- _GIVEN TASK_
All lines in which the word "вопросы" occurs are to be extracted.

===== GIVEN ENTRIES

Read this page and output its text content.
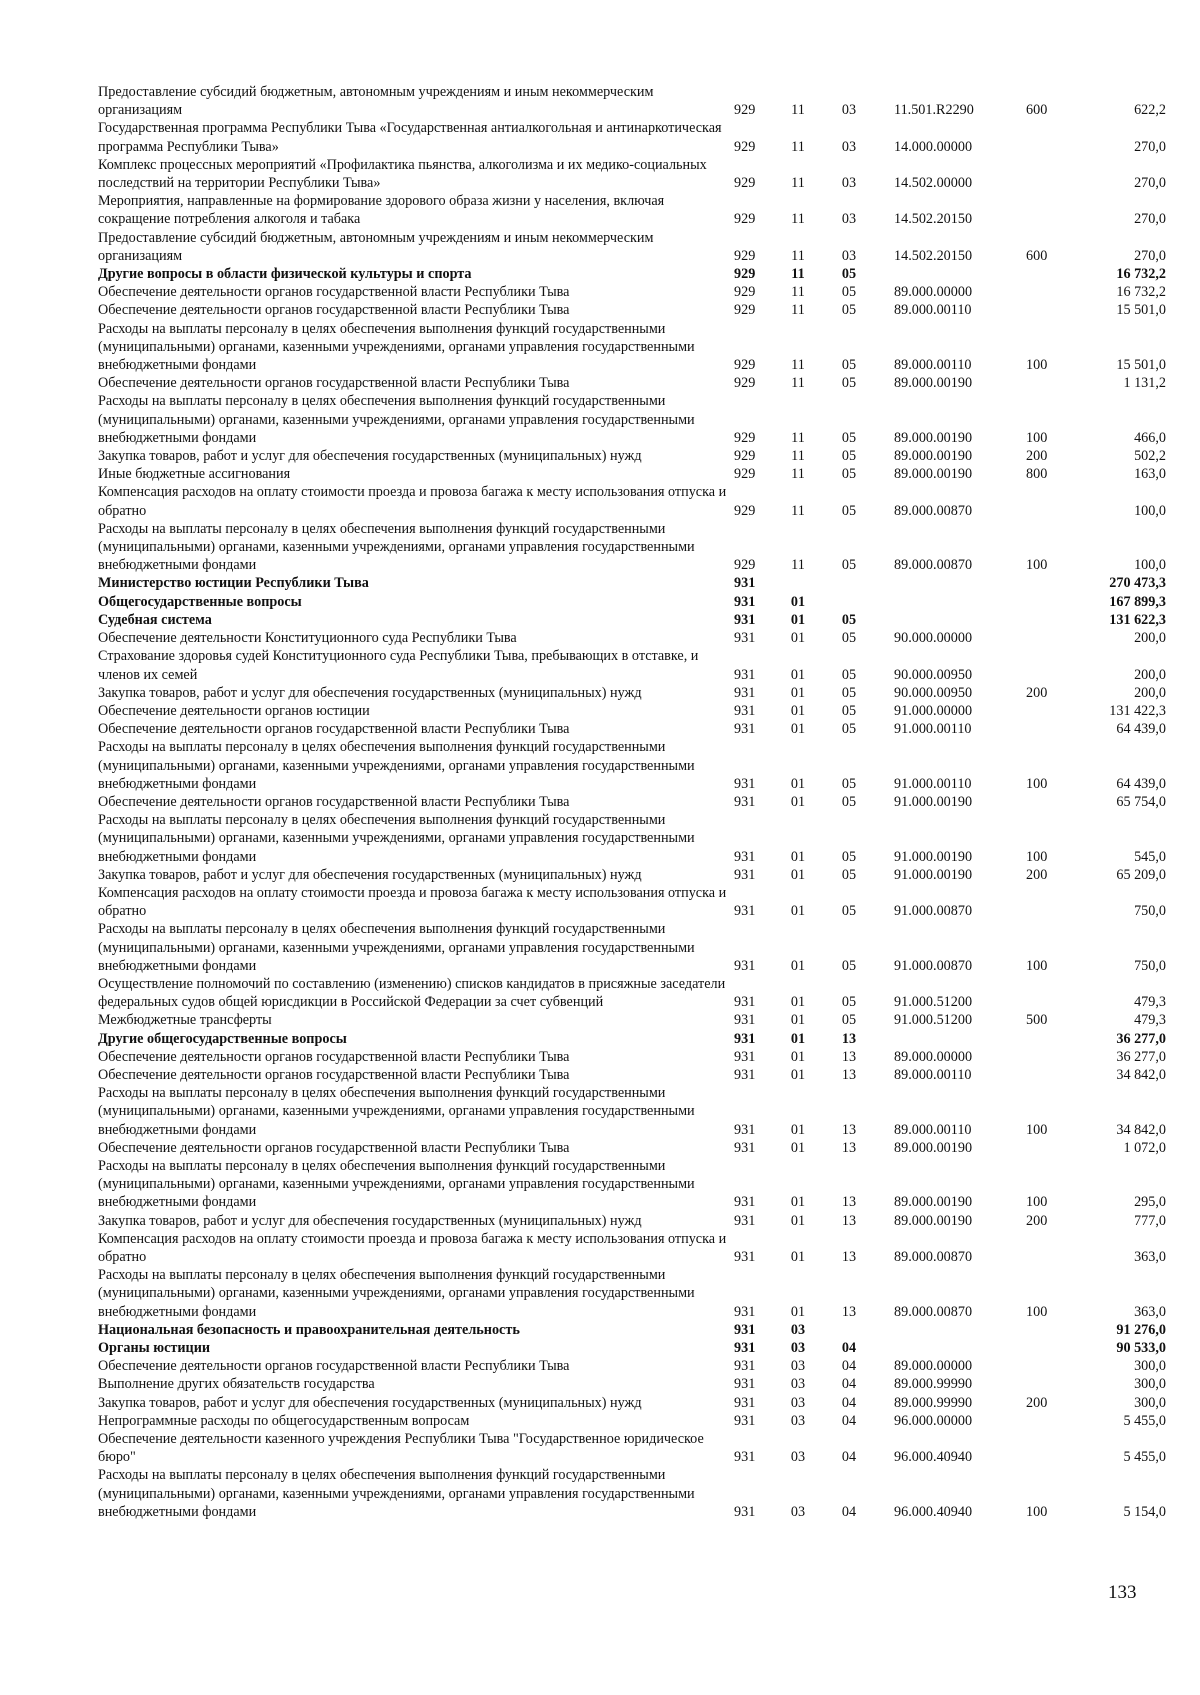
Предоставление субсидий бюджетным, автономным учреждениям и иным некоммерческим организациям	929	11	03	11.501.R2290	600	622,2
Государственная программа Республики Тыва «Государственная антиалкогольная и антинаркотическая программа Республики Тыва»	929	11	03	14.000.00000		270,0
Комплекс процессных мероприятий «Профилактика пьянства, алкоголизма и их медико-социальных последствий на территории Республики Тыва»	929	11	03	14.502.00000		270,0
Мероприятия, направленные на формирование здорового образа жизни у населения, включая сокращение потребления алкоголя и табака	929	11	03	14.502.20150		270,0
Предоставление субсидий бюджетным, автономным учреждениям и иным некоммерческим организациям	929	11	03	14.502.20150	600	270,0
Другие вопросы в области физической культуры и спорта	929	11	05			16 732,2
Обеспечение деятельности органов государственной власти Республики Тыва	929	11	05	89.000.00000		16 732,2
Обеспечение деятельности органов государственной власти Республики Тыва	929	11	05	89.000.00110		15 501,0
Расходы на выплаты персоналу в целях обеспечения выполнения функций государственными (муниципальными) органами, казенными учреждениями, органами управления государственными внебюджетными фондами	929	11	05	89.000.00110	100	15 501,0
Обеспечение деятельности органов государственной власти Республики Тыва	929	11	05	89.000.00190		1 131,2
Расходы на выплаты персоналу в целях обеспечения выполнения функций государственными (муниципальными) органами, казенными учреждениями, органами управления государственными внебюджетными фондами	929	11	05	89.000.00190	100	466,0
Закупка товаров, работ и услуг для обеспечения государственных (муниципальных) нужд	929	11	05	89.000.00190	200	502,2
Иные бюджетные ассигнования	929	11	05	89.000.00190	800	163,0
Компенсация расходов на оплату стоимости проезда и провоза багажа к месту использования отпуска и обратно	929	11	05	89.000.00870		100,0
Расходы на выплаты персоналу в целях обеспечения выполнения функций государственными (муниципальными) органами, казенными учреждениями, органами управления государственными внебюджетными фондами	929	11	05	89.000.00870	100	100,0
Министерство юстиции Республики Тыва	931					270 473,3
Общегосударственные вопросы	931	01				167 899,3
Судебная система	931	01	05			131 622,3
Обеспечение деятельности Конституционного суда Республики Тыва	931	01	05	90.000.00000		200,0
Страхование здоровья судей Конституционного суда Республики Тыва, пребывающих в отставке, и членов их семей	931	01	05	90.000.00950		200,0
Закупка товаров, работ и услуг для обеспечения государственных (муниципальных) нужд	931	01	05	90.000.00950	200	200,0
Обеспечение деятельности органов юстиции	931	01	05	91.000.00000		131 422,3
Обеспечение деятельности органов государственной власти Республики Тыва	931	01	05	91.000.00110		64 439,0
Расходы на выплаты персоналу в целях обеспечения выполнения функций государственными (муниципальными) органами, казенными учреждениями, органами управления государственными внебюджетными фондами	931	01	05	91.000.00110	100	64 439,0
Обеспечение деятельности органов государственной власти Республики Тыва	931	01	05	91.000.00190		65 754,0
Расходы на выплаты персоналу в целях обеспечения выполнения функций государственными (муниципальными) органами, казенными учреждениями, органами управления государственными внебюджетными фондами	931	01	05	91.000.00190	100	545,0
Закупка товаров, работ и услуг для обеспечения государственных (муниципальных) нужд	931	01	05	91.000.00190	200	65 209,0
Компенсация расходов на оплату стоимости проезда и провоза багажа к месту использования отпуска и обратно	931	01	05	91.000.00870		750,0
Расходы на выплаты персоналу в целях обеспечения выполнения функций государственными (муниципальными) органами, казенными учреждениями, органами управления государственными внебюджетными фондами	931	01	05	91.000.00870	100	750,0
Осуществление полномочий по составлению (изменению) списков кандидатов в присяжные заседатели федеральных судов общей юрисдикции в Российской Федерации за счет субвенций	931	01	05	91.000.51200		479,3
Межбюджетные трансферты	931	01	05	91.000.51200	500	479,3
Другие общегосударственные вопросы	931	01	13			36 277,0
Обеспечение деятельности органов государственной власти Республики Тыва	931	01	13	89.000.00000		36 277,0
Обеспечение деятельности органов государственной власти Республики Тыва	931	01	13	89.000.00110		34 842,0
Расходы на выплаты персоналу в целях обеспечения выполнения функций государственными (муниципальными) органами, казенными учреждениями, органами управления государственными внебюджетными фондами	931	01	13	89.000.00110	100	34 842,0
Обеспечение деятельности органов государственной власти Республики Тыва	931	01	13	89.000.00190		1 072,0
Расходы на выплаты персоналу в целях обеспечения выполнения функций государственными (муниципальными) органами, казенными учреждениями, органами управления государственными внебюджетными фондами	931	01	13	89.000.00190	100	295,0
Закупка товаров, работ и услуг для обеспечения государственных (муниципальных) нужд	931	01	13	89.000.00190	200	777,0
Компенсация расходов на оплату стоимости проезда и провоза багажа к месту использования отпуска и обратно	931	01	13	89.000.00870		363,0
Расходы на выплаты персоналу в целях обеспечения выполнения функций государственными (муниципальными) органами, казенными учреждениями, органами управления государственными внебюджетными фондами	931	01	13	89.000.00870	100	363,0
Национальная безопасность и правоохранительная деятельность	931	03				91 276,0
Органы юстиции	931	03	04			90 533,0
Обеспечение деятельности органов государственной власти Республики Тыва	931	03	04	89.000.00000		300,0
Выполнение других обязательств государства	931	03	04	89.000.99990		300,0
Закупка товаров, работ и услуг для обеспечения государственных (муниципальных) нужд	931	03	04	89.000.99990	200	300,0
Непрограммные расходы по общегосударственным вопросам	931	03	04	96.000.00000		5 455,0
Обеспечение деятельности казенного учреждения Республики Тыва "Государственное юридическое бюро"	931	03	04	96.000.40940		5 455,0
Расходы на выплаты персоналу в целях обеспечения выполнения функций государственными (муниципальными) органами, казенными учреждениями, органами управления государственными внебюджетными фондами	931	03	04	96.000.40940	100	5 154,0
133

==========

- _THE RESPONSE_
Другие вопросы в области физической культуры и спорта	929	11	05			16 732,2
Общегосударственные вопросы	931	01				167 899,3
Другие общегосударственные вопросы	931	01	13			36 277,0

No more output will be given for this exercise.